Data entries
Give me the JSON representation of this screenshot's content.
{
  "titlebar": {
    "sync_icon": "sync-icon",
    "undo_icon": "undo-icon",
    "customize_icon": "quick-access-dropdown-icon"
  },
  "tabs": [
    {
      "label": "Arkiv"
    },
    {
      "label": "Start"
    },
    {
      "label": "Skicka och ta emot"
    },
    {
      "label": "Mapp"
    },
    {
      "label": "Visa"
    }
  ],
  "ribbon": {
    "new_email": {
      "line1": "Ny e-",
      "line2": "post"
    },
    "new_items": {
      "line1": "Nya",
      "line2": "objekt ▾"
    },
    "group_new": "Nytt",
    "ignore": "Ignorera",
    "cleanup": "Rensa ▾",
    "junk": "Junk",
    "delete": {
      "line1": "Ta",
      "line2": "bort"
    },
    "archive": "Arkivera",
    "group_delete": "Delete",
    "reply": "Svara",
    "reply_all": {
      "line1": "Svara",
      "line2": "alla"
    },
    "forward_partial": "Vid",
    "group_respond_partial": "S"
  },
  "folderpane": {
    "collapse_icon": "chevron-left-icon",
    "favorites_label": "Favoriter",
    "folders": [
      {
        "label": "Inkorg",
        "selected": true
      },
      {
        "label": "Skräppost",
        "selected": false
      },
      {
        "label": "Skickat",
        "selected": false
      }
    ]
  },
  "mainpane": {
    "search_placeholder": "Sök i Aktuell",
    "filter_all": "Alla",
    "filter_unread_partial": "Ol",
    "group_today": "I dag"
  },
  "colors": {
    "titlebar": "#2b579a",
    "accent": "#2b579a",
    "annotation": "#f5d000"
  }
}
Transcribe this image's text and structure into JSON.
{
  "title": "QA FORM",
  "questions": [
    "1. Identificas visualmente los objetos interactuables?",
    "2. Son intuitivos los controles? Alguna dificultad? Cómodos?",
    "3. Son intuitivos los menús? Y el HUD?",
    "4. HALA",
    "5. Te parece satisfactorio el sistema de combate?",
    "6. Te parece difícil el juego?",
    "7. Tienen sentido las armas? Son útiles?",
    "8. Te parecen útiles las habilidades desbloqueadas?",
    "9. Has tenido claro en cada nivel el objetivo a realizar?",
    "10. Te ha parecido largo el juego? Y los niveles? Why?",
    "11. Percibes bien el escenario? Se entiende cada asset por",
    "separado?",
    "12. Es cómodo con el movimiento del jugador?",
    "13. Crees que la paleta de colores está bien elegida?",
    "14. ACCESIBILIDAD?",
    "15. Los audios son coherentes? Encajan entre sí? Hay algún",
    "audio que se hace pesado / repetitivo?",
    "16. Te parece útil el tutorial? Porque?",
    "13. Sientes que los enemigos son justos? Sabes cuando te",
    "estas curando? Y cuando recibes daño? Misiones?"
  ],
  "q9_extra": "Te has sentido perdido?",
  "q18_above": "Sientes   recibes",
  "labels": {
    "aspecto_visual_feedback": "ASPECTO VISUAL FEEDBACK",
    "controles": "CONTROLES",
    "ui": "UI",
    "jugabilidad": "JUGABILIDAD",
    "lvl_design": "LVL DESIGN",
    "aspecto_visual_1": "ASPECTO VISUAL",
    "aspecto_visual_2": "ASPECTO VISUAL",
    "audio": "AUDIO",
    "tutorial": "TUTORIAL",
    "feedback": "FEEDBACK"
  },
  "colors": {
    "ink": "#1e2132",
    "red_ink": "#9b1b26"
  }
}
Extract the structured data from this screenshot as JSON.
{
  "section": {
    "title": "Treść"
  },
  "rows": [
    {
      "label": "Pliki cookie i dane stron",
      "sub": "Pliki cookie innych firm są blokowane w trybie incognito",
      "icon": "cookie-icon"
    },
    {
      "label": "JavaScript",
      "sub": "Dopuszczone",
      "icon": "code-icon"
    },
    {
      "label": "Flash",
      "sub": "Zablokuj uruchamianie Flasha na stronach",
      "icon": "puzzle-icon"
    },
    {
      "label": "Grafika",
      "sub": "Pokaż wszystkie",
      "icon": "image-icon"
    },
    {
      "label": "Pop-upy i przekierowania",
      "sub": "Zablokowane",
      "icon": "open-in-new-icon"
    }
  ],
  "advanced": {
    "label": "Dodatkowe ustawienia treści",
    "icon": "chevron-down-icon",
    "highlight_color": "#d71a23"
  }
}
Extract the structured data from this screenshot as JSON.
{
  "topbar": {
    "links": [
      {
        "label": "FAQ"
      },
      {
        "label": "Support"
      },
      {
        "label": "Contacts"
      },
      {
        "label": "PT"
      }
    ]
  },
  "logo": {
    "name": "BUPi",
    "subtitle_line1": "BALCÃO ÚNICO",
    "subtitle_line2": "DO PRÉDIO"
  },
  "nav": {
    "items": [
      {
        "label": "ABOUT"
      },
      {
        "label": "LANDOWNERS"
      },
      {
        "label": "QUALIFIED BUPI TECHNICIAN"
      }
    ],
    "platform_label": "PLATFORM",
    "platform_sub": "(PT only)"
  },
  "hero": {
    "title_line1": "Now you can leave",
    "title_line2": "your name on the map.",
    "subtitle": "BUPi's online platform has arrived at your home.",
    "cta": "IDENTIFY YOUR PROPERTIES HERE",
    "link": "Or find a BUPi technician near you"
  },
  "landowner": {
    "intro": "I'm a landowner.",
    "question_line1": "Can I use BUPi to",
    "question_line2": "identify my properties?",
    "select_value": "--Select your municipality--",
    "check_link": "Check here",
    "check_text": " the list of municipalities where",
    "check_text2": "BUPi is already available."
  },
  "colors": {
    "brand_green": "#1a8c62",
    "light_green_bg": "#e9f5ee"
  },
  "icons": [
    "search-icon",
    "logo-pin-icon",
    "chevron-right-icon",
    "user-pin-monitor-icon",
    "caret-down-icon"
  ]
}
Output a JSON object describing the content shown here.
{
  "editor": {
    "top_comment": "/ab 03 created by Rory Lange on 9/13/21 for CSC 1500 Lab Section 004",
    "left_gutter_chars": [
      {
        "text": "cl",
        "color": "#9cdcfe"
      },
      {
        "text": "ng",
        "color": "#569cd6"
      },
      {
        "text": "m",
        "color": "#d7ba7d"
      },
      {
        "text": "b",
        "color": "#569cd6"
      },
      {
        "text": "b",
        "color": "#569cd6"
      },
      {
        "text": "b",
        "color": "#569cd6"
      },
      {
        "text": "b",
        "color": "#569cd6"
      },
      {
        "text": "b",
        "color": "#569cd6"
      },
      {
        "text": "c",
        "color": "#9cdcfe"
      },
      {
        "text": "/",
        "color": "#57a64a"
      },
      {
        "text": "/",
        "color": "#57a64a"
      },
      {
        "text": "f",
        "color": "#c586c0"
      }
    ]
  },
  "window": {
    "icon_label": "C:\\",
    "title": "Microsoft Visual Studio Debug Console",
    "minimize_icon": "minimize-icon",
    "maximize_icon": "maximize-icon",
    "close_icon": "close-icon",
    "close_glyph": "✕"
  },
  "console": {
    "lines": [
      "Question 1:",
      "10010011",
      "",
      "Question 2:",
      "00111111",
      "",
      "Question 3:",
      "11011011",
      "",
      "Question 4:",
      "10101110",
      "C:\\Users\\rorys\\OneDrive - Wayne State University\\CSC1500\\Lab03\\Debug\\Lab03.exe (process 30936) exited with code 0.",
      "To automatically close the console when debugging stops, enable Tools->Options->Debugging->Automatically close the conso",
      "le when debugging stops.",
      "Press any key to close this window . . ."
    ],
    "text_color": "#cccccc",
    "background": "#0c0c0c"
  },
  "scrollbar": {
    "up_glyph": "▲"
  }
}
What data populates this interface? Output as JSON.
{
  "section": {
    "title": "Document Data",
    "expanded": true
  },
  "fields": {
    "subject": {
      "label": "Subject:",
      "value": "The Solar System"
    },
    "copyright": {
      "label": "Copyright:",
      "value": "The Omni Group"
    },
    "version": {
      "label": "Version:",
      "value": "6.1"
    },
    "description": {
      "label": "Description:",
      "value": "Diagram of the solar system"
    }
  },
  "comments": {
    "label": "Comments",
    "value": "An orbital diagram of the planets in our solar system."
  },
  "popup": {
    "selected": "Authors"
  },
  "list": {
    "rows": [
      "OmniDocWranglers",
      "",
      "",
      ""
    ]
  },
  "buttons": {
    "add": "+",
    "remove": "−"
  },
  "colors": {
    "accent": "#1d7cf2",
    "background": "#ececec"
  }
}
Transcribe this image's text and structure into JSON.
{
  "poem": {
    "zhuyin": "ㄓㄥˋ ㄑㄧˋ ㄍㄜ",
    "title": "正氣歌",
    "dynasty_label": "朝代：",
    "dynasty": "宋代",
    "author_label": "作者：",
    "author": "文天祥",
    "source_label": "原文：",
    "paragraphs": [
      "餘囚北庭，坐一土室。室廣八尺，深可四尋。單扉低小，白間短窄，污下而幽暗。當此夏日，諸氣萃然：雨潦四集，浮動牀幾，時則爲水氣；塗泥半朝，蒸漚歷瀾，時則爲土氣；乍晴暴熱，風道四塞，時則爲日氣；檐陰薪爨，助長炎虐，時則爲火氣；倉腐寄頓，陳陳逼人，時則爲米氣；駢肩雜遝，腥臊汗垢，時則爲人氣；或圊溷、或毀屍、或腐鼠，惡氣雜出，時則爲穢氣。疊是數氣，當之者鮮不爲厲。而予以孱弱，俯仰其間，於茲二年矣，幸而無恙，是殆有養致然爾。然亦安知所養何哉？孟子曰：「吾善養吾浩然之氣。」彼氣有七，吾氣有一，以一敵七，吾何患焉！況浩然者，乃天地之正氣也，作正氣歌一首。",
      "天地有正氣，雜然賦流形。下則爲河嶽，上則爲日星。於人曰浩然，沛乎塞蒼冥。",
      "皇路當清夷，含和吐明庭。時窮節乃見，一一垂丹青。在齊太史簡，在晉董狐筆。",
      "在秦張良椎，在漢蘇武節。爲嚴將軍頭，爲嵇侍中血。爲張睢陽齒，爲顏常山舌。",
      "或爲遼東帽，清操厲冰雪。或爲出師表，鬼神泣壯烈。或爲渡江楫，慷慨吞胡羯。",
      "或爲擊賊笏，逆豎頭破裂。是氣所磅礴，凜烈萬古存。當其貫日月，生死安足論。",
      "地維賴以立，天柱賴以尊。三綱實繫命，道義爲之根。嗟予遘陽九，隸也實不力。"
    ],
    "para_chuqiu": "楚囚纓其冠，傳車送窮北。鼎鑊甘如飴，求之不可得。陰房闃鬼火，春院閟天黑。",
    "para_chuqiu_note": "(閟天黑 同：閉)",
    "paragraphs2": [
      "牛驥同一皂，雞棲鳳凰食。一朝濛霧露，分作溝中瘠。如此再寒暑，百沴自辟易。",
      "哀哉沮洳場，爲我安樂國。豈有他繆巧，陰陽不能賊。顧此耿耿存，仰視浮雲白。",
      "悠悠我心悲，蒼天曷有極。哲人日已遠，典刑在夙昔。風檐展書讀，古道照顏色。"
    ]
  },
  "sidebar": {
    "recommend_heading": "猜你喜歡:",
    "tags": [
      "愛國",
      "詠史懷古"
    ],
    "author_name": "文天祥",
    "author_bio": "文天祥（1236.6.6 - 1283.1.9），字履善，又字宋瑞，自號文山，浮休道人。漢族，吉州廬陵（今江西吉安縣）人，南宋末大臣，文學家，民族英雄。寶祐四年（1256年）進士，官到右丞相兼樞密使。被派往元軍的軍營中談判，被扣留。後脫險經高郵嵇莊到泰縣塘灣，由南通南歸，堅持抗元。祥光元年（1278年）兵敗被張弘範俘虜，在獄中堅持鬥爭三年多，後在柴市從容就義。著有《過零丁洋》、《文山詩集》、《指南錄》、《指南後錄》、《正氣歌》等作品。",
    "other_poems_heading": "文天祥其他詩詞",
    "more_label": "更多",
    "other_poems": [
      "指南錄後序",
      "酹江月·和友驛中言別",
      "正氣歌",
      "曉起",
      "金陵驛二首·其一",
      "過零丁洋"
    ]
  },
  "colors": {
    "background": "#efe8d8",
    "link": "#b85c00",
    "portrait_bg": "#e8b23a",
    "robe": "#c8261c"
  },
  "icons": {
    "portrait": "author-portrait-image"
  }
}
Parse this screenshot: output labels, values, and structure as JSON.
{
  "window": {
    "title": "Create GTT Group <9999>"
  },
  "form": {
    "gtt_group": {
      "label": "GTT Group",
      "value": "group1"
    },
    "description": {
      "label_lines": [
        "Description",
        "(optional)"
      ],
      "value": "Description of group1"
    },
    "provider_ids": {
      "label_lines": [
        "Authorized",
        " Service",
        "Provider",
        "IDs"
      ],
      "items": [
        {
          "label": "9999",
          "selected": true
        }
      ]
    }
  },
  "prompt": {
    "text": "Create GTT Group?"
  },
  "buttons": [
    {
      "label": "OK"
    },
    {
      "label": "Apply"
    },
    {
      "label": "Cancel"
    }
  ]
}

__REQUIREMENT__
Pull out all lines in the data above that include "true".

__RESPONSE BELOW__
        "selected": true
    "expanded": true
          "selected": true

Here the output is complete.